[Records to process — start]

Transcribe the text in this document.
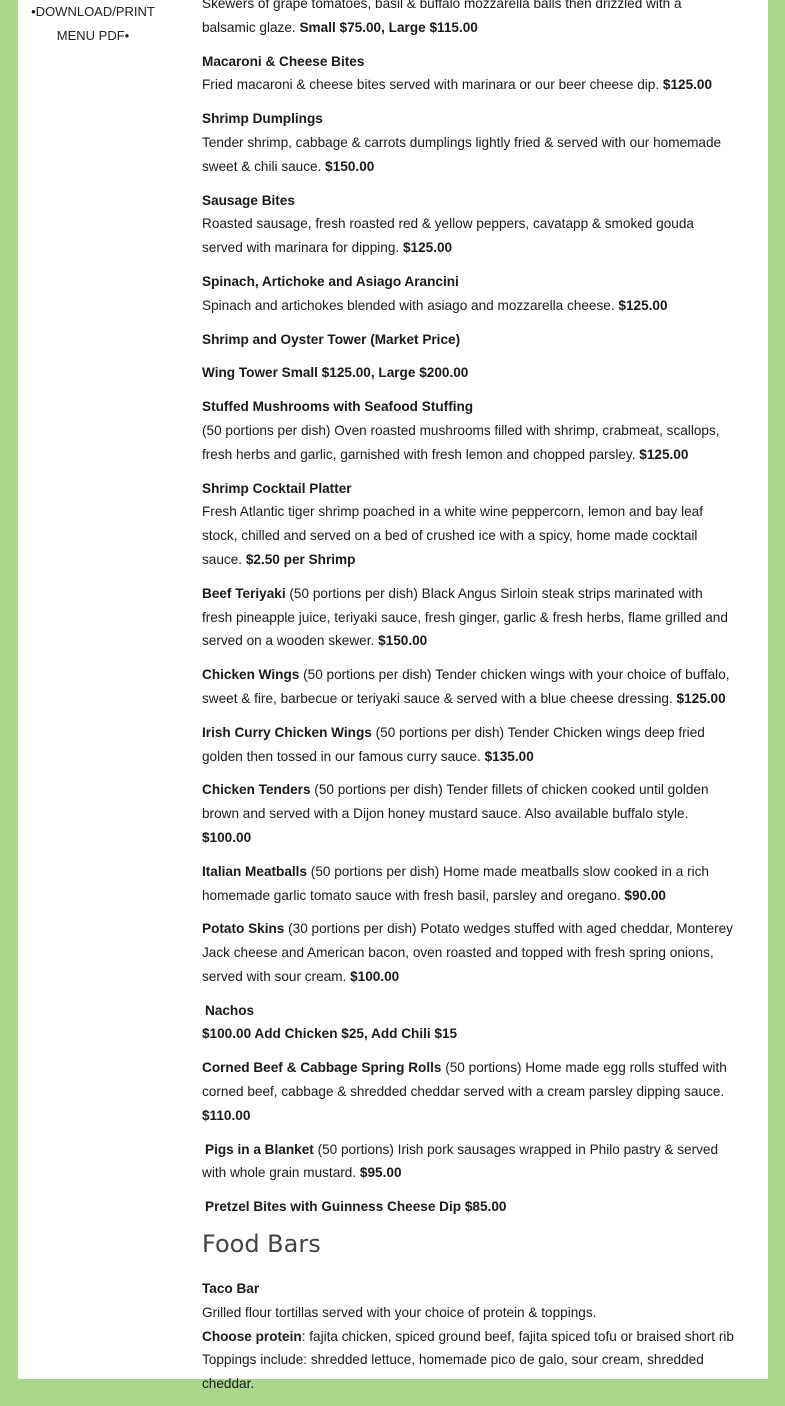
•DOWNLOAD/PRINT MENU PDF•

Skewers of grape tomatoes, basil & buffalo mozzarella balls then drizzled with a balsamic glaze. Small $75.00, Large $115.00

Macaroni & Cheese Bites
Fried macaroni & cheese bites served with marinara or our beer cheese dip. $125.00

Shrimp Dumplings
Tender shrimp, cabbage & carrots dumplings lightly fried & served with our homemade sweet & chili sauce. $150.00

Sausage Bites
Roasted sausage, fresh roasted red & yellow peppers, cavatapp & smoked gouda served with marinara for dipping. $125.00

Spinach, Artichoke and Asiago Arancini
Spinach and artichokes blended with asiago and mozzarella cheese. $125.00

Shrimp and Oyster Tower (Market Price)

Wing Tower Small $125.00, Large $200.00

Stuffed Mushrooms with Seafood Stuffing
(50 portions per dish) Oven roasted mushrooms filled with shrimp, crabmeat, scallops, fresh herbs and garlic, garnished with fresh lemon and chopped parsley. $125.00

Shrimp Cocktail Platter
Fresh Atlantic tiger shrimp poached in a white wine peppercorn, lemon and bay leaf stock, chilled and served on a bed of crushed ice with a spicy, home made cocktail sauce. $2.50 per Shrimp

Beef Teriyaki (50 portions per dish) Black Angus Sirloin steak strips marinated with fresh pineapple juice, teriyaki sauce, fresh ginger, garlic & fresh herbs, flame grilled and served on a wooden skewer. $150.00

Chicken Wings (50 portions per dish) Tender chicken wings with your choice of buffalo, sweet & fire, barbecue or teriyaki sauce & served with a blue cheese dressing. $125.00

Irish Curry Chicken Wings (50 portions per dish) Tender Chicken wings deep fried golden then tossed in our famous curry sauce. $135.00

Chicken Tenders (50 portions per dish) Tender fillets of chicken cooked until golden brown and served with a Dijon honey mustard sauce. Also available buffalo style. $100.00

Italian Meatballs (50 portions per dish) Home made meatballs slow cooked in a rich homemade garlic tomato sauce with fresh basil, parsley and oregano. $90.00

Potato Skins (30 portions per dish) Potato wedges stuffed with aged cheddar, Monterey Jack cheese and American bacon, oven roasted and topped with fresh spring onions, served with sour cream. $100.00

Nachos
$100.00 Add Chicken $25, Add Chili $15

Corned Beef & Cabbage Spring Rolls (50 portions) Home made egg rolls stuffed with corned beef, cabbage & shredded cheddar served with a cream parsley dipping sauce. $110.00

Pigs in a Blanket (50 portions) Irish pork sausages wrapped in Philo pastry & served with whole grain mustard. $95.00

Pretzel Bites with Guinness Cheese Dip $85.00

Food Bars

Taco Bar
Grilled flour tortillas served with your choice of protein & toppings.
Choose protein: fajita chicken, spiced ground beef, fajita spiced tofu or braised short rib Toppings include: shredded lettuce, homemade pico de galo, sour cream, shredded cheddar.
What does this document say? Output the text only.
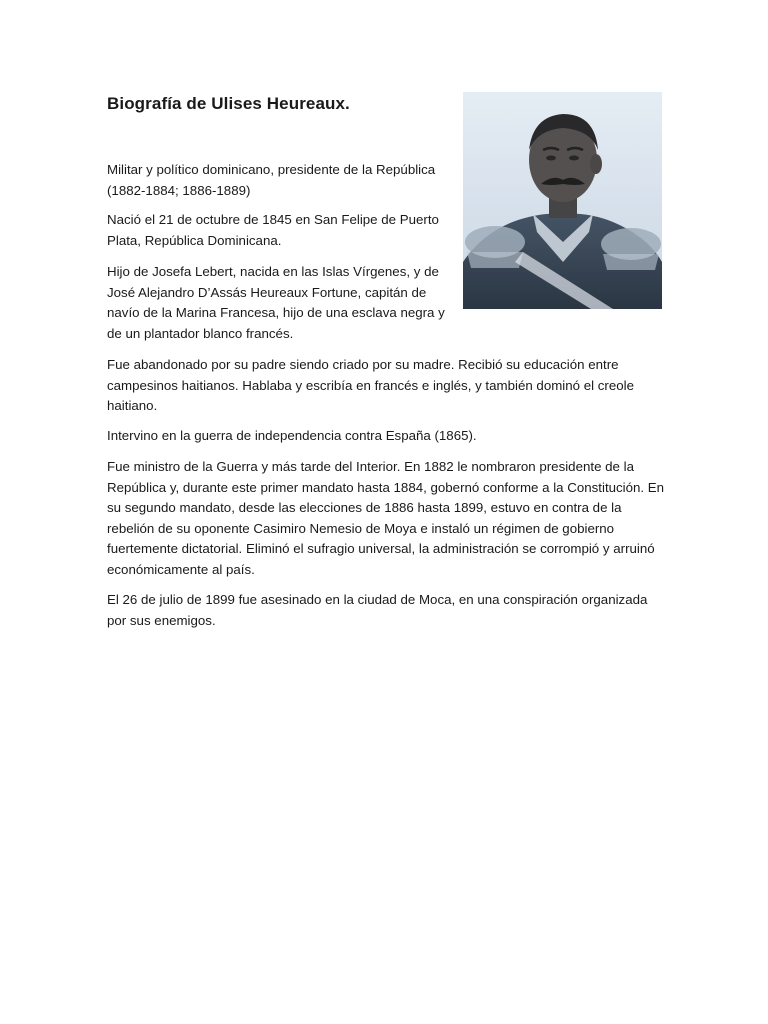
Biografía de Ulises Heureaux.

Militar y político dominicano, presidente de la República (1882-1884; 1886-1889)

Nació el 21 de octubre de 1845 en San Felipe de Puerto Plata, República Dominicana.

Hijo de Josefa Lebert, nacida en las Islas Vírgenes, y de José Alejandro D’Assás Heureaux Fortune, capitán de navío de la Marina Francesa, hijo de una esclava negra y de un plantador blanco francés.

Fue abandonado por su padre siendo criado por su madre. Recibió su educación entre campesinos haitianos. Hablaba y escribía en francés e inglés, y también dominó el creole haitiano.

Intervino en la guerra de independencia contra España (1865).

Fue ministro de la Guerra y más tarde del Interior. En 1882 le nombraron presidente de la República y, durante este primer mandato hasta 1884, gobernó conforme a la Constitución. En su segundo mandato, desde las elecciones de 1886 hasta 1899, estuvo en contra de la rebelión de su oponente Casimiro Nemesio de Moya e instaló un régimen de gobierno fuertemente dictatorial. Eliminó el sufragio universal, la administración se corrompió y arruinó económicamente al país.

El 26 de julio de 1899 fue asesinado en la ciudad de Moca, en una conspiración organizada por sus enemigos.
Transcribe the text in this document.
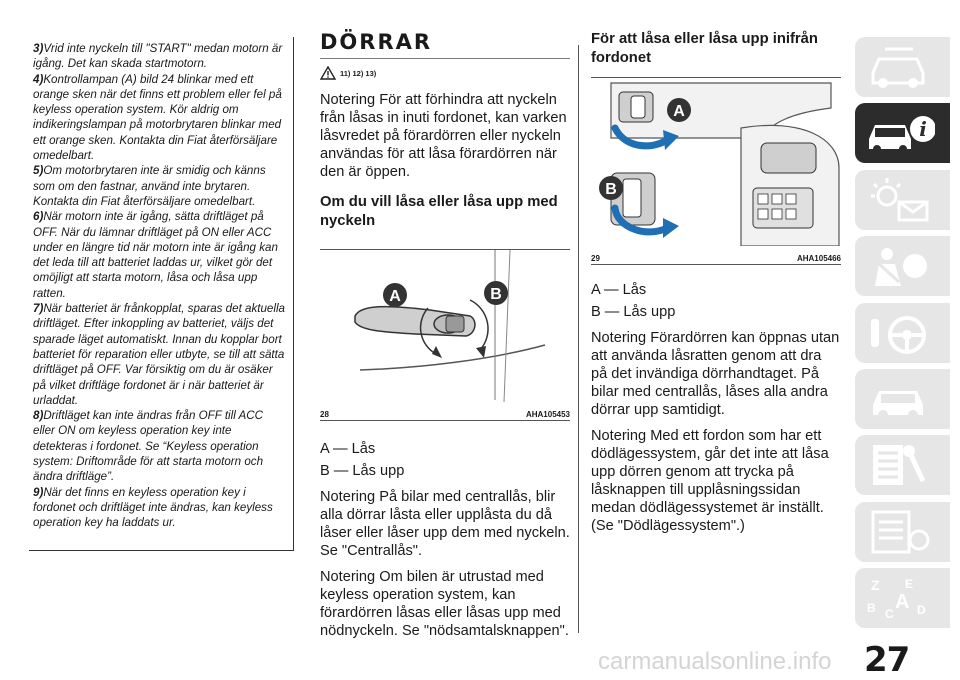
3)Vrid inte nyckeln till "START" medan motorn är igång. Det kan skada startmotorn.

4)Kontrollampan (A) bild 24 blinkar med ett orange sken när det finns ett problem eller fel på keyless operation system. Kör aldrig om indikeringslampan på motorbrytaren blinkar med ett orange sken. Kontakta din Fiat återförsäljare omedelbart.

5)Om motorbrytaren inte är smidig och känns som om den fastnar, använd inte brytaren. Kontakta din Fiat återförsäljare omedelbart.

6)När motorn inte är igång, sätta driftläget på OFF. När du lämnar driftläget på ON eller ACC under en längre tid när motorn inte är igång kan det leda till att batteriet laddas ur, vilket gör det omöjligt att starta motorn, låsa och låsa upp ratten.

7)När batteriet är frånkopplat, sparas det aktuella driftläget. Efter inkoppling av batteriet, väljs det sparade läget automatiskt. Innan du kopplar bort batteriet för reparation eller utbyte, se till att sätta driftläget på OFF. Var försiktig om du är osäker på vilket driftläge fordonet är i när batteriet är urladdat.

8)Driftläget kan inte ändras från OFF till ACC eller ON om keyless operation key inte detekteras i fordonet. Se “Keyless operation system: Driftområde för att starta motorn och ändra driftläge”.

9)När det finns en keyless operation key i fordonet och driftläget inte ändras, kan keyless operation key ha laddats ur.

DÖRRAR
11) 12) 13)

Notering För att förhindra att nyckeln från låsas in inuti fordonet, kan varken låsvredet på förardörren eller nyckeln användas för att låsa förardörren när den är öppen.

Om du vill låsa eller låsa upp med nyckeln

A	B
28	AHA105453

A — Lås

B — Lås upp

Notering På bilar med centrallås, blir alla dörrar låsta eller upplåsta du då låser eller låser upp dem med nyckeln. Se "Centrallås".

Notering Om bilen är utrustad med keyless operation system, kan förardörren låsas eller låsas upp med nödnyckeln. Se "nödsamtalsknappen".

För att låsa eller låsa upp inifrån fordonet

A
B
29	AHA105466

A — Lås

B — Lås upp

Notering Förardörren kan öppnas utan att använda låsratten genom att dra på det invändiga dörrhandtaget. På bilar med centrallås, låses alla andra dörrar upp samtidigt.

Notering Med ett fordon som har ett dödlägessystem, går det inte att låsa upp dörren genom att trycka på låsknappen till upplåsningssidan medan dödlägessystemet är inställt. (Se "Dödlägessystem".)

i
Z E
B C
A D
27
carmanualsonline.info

[Records to process — finish]

Reproduce all of the entries exactly as they appear, though any picture they include must be omitted.

◆ Finished task ◆
Transcribe the text in this document.
•DOWNLOAD/PRINT MENU PDF•

Skewers of grape tomatoes, basil & buffalo mozzarella balls then drizzled with a balsamic glaze. Small $75.00, Large $115.00

Macaroni & Cheese Bites
Fried macaroni & cheese bites served with marinara or our beer cheese dip. $125.00

Shrimp Dumplings
Tender shrimp, cabbage & carrots dumplings lightly fried & served with our homemade sweet & chili sauce. $150.00

Sausage Bites
Roasted sausage, fresh roasted red & yellow peppers, cavatapp & smoked gouda served with marinara for dipping. $125.00

Spinach, Artichoke and Asiago Arancini
Spinach and artichokes blended with asiago and mozzarella cheese. $125.00

Shrimp and Oyster Tower (Market Price)

Wing Tower Small $125.00, Large $200.00

Stuffed Mushrooms with Seafood Stuffing
(50 portions per dish) Oven roasted mushrooms filled with shrimp, crabmeat, scallops, fresh herbs and garlic, garnished with fresh lemon and chopped parsley. $125.00

Shrimp Cocktail Platter
Fresh Atlantic tiger shrimp poached in a white wine peppercorn, lemon and bay leaf stock, chilled and served on a bed of crushed ice with a spicy, home made cocktail sauce. $2.50 per Shrimp

Beef Teriyaki (50 portions per dish) Black Angus Sirloin steak strips marinated with fresh pineapple juice, teriyaki sauce, fresh ginger, garlic & fresh herbs, flame grilled and served on a wooden skewer. $150.00

Chicken Wings (50 portions per dish) Tender chicken wings with your choice of buffalo, sweet & fire, barbecue or teriyaki sauce & served with a blue cheese dressing. $125.00

Irish Curry Chicken Wings (50 portions per dish) Tender Chicken wings deep fried golden then tossed in our famous curry sauce. $135.00

Chicken Tenders (50 portions per dish) Tender fillets of chicken cooked until golden brown and served with a Dijon honey mustard sauce. Also available buffalo style. $100.00

Italian Meatballs (50 portions per dish) Home made meatballs slow cooked in a rich homemade garlic tomato sauce with fresh basil, parsley and oregano. $90.00

Potato Skins (30 portions per dish) Potato wedges stuffed with aged cheddar, Monterey Jack cheese and American bacon, oven roasted and topped with fresh spring onions, served with sour cream. $100.00

Nachos
$100.00 Add Chicken $25, Add Chili $15

Corned Beef & Cabbage Spring Rolls (50 portions) Home made egg rolls stuffed with corned beef, cabbage & shredded cheddar served with a cream parsley dipping sauce. $110.00

Pigs in a Blanket (50 portions) Irish pork sausages wrapped in Philo pastry & served with whole grain mustard. $95.00

Pretzel Bites with Guinness Cheese Dip $85.00

Food Bars

Taco Bar
Grilled flour tortillas served with your choice of protein & toppings.
Choose protein: fajita chicken, spiced ground beef, fajita spiced tofu or braised short rib Toppings include: shredded lettuce, homemade pico de galo, sour cream, shredded cheddar.
What does this document say? Output the text only.
Biografía de Ulises Heureaux.

Militar y político dominicano, presidente de la República (1882-1884; 1886-1889)

Nació el 21 de octubre de 1845 en San Felipe de Puerto Plata, República Dominicana.

Hijo de Josefa Lebert, nacida en las Islas Vírgenes, y de José Alejandro D’Assás Heureaux Fortune, capitán de navío de la Marina Francesa, hijo de una esclava negra y de un plantador blanco francés.

Fue abandonado por su padre siendo criado por su madre. Recibió su educación entre campesinos haitianos. Hablaba y escribía en francés e inglés, y también dominó el creole haitiano.

Intervino en la guerra de independencia contra España (1865).

Fue ministro de la Guerra y más tarde del Interior. En 1882 le nombraron presidente de la República y, durante este primer mandato hasta 1884, gobernó conforme a la Constitución. En su segundo mandato, desde las elecciones de 1886 hasta 1899, estuvo en contra de la rebelión de su oponente Casimiro Nemesio de Moya e instaló un régimen de gobierno fuertemente dictatorial. Eliminó el sufragio universal, la administración se corrompió y arruinó económicamente al país.

El 26 de julio de 1899 fue asesinado en la ciudad de Moca, en una conspiración organizada por sus enemigos.
Transcribe the text in this document.
3)Vrid inte nyckeln till "START" medan motorn är igång. Det kan skada startmotorn.

4)Kontrollampan (A) bild 24 blinkar med ett orange sken när det finns ett problem eller fel på keyless operation system. Kör aldrig om indikeringslampan på motorbrytaren blinkar med ett orange sken. Kontakta din Fiat återförsäljare omedelbart.

5)Om motorbrytaren inte är smidig och känns som om den fastnar, använd inte brytaren. Kontakta din Fiat återförsäljare omedelbart.

6)När motorn inte är igång, sätta driftläget på OFF. När du lämnar driftläget på ON eller ACC under en längre tid när motorn inte är igång kan det leda till att batteriet laddas ur, vilket gör det omöjligt att starta motorn, låsa och låsa upp ratten.

7)När batteriet är frånkopplat, sparas det aktuella driftläget. Efter inkoppling av batteriet, väljs det sparade läget automatiskt. Innan du kopplar bort batteriet för reparation eller utbyte, se till att sätta driftläget på OFF. Var försiktig om du är osäker på vilket driftläge fordonet är i när batteriet är urladdat.

8)Driftläget kan inte ändras från OFF till ACC eller ON om keyless operation key inte detekteras i fordonet. Se “Keyless operation system: Driftområde för att starta motorn och ändra driftläge”.

9)När det finns en keyless operation key i fordonet och driftläget inte ändras, kan keyless operation key ha laddats ur.

DÖRRAR
11) 12) 13)

Notering För att förhindra att nyckeln från låsas in inuti fordonet, kan varken låsvredet på förardörren eller nyckeln användas för att låsa förardörren när den är öppen.

Om du vill låsa eller låsa upp med nyckeln

A	B
28	AHA105453

A — Lås

B — Lås upp

Notering På bilar med centrallås, blir alla dörrar låsta eller upplåsta du då låser eller låser upp dem med nyckeln. Se "Centrallås".

Notering Om bilen är utrustad med keyless operation system, kan förardörren låsas eller låsas upp med nödnyckeln. Se "nödsamtalsknappen".

För att låsa eller låsa upp inifrån fordonet

A
B
29	AHA105466

A — Lås

B — Lås upp

Notering Förardörren kan öppnas utan att använda låsratten genom att dra på det invändiga dörrhandtaget. På bilar med centrallås, låses alla andra dörrar upp samtidigt.

Notering Med ett fordon som har ett dödlägessystem, går det inte att låsa upp dörren genom att trycka på låsknappen till upplåsningssidan medan dödlägessystemet är inställt. (Se "Dödlägessystem".)

i
Z E
B C
A D
27
carmanualsonline.info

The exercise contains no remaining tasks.